# Start of MATERIAL SUPPLIED

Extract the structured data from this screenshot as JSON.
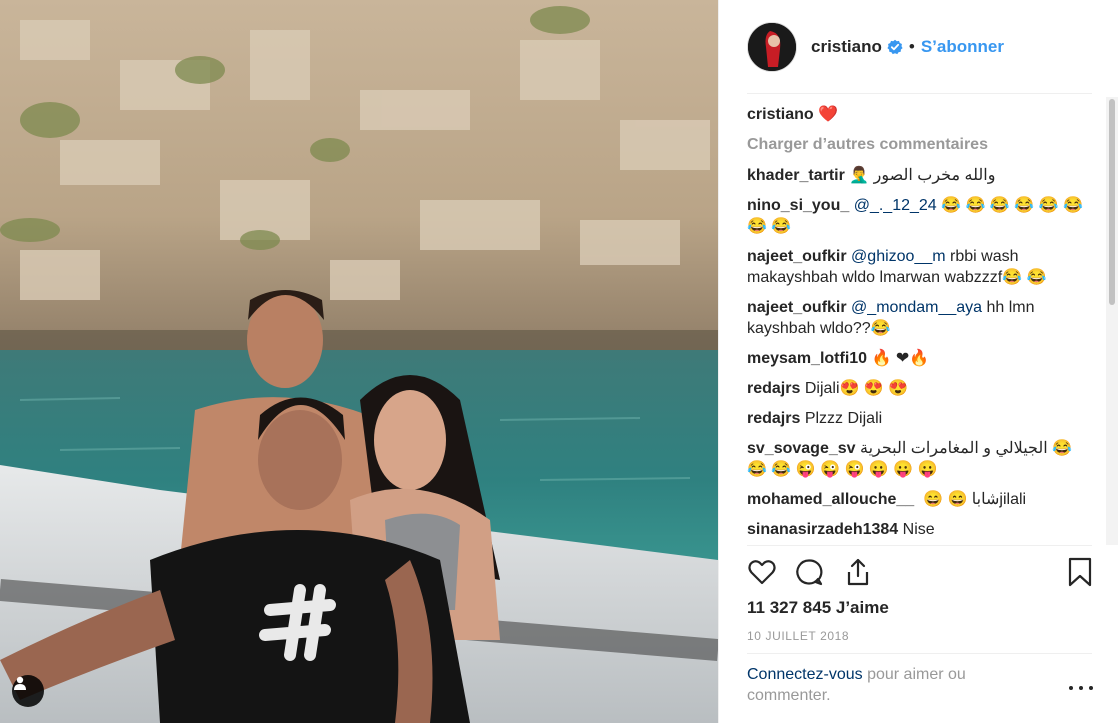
{
  "post": {
    "author": "cristiano",
    "follow_label": "S’abonner",
    "separator": "•",
    "caption_text": "❤️",
    "load_more": "Charger d’autres commentaires",
    "likes": "11 327 845 J’aime",
    "date": "10 JUILLET 2018",
    "login_link": "Connectez-vous",
    "login_rest": " pour aimer ou commenter."
  },
  "comments": [
    {
      "user": "khader_tartir",
      "parts": [
        {
          "t": "والله مخرب الصور 🤦‍♂️",
          "rtl": true
        }
      ]
    },
    {
      "user": "nino_si_you_",
      "parts": [
        {
          "t": "@_._12_24",
          "mention": true
        },
        {
          "t": " 😂 😂 😂 😂 😂 😂 😂 😂"
        }
      ]
    },
    {
      "user": "najeet_oufkir",
      "parts": [
        {
          "t": "@ghizoo__m",
          "mention": true
        },
        {
          "t": " rbbi wash makayshbah wldo lmarwan wabzzzf😂 😂"
        }
      ]
    },
    {
      "user": "najeet_oufkir",
      "parts": [
        {
          "t": "@_mondam__aya",
          "mention": true
        },
        {
          "t": " hh lmn kayshbah wldo??😂"
        }
      ]
    },
    {
      "user": "meysam_lotfi10",
      "parts": [
        {
          "t": "🔥 ❤🔥"
        }
      ]
    },
    {
      "user": "redajrs",
      "parts": [
        {
          "t": "Dijali😍 😍 😍"
        }
      ]
    },
    {
      "user": "redajrs",
      "parts": [
        {
          "t": "Plzzz Dijali"
        }
      ]
    },
    {
      "user": "sv_sovage_sv",
      "parts": [
        {
          "t": "الجيلالي و المغامرات البحرية",
          "rtl": true
        },
        {
          "t": " 😂 😂 😂 😜 😜 😜 😛 😛 😛"
        }
      ]
    },
    {
      "user": "mohamed_allouche__",
      "parts": [
        {
          "t": "شابا 😄 😄 ",
          "rtl": true
        },
        {
          "t": "jilali"
        }
      ]
    },
    {
      "user": "sinanasirzadeh1384",
      "parts": [
        {
          "t": "Nise"
        }
      ]
    }
  ],
  "icons": {
    "like": "heart-icon",
    "comment": "comment-bubble-icon",
    "share": "share-icon",
    "save": "bookmark-icon",
    "verified": "verified-badge-icon",
    "more": "more-options-icon",
    "user_tag": "user-tag-icon"
  },
  "colors": {
    "link_blue": "#3897f0",
    "mention_blue": "#003569",
    "muted_gray": "#999999",
    "text_dark": "#262626"
  }
}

# End of MATERIAL SUPPLIED

* [STATED EXERCISE]: Exact duplication of all the records is required; pictures are omitted from the copy.

* [PROBLEM SOLUTION]:
Extract the structured data from this screenshot as JSON.
{
  "post": {
    "author": "cristiano",
    "follow_label": "S’abonner",
    "separator": "•",
    "caption_text": "❤️",
    "load_more": "Charger d’autres commentaires",
    "likes": "11 327 845 J’aime",
    "date": "10 JUILLET 2018",
    "login_link": "Connectez-vous",
    "login_rest": " pour aimer ou commenter."
  },
  "comments": [
    {
      "user": "khader_tartir",
      "parts": [
        {
          "t": "والله مخرب الصور 🤦‍♂️",
          "rtl": true
        }
      ]
    },
    {
      "user": "nino_si_you_",
      "parts": [
        {
          "t": "@_._12_24",
          "mention": true
        },
        {
          "t": " 😂 😂 😂 😂 😂 😂 😂 😂"
        }
      ]
    },
    {
      "user": "najeet_oufkir",
      "parts": [
        {
          "t": "@ghizoo__m",
          "mention": true
        },
        {
          "t": " rbbi wash makayshbah wldo lmarwan wabzzzf😂 😂"
        }
      ]
    },
    {
      "user": "najeet_oufkir",
      "parts": [
        {
          "t": "@_mondam__aya",
          "mention": true
        },
        {
          "t": " hh lmn kayshbah wldo??😂"
        }
      ]
    },
    {
      "user": "meysam_lotfi10",
      "parts": [
        {
          "t": "🔥 ❤🔥"
        }
      ]
    },
    {
      "user": "redajrs",
      "parts": [
        {
          "t": "Dijali😍 😍 😍"
        }
      ]
    },
    {
      "user": "redajrs",
      "parts": [
        {
          "t": "Plzzz Dijali"
        }
      ]
    },
    {
      "user": "sv_sovage_sv",
      "parts": [
        {
          "t": "الجيلالي و المغامرات البحرية",
          "rtl": true
        },
        {
          "t": " 😂 😂 😂 😜 😜 😜 😛 😛 😛"
        }
      ]
    },
    {
      "user": "mohamed_allouche__",
      "parts": [
        {
          "t": "شابا 😄 😄 ",
          "rtl": true
        },
        {
          "t": "jilali"
        }
      ]
    },
    {
      "user": "sinanasirzadeh1384",
      "parts": [
        {
          "t": "Nise"
        }
      ]
    }
  ],
  "icons": {
    "like": "heart-icon",
    "comment": "comment-bubble-icon",
    "share": "share-icon",
    "save": "bookmark-icon",
    "verified": "verified-badge-icon",
    "more": "more-options-icon",
    "user_tag": "user-tag-icon"
  },
  "colors": {
    "link_blue": "#3897f0",
    "mention_blue": "#003569",
    "muted_gray": "#999999",
    "text_dark": "#262626"
  }
}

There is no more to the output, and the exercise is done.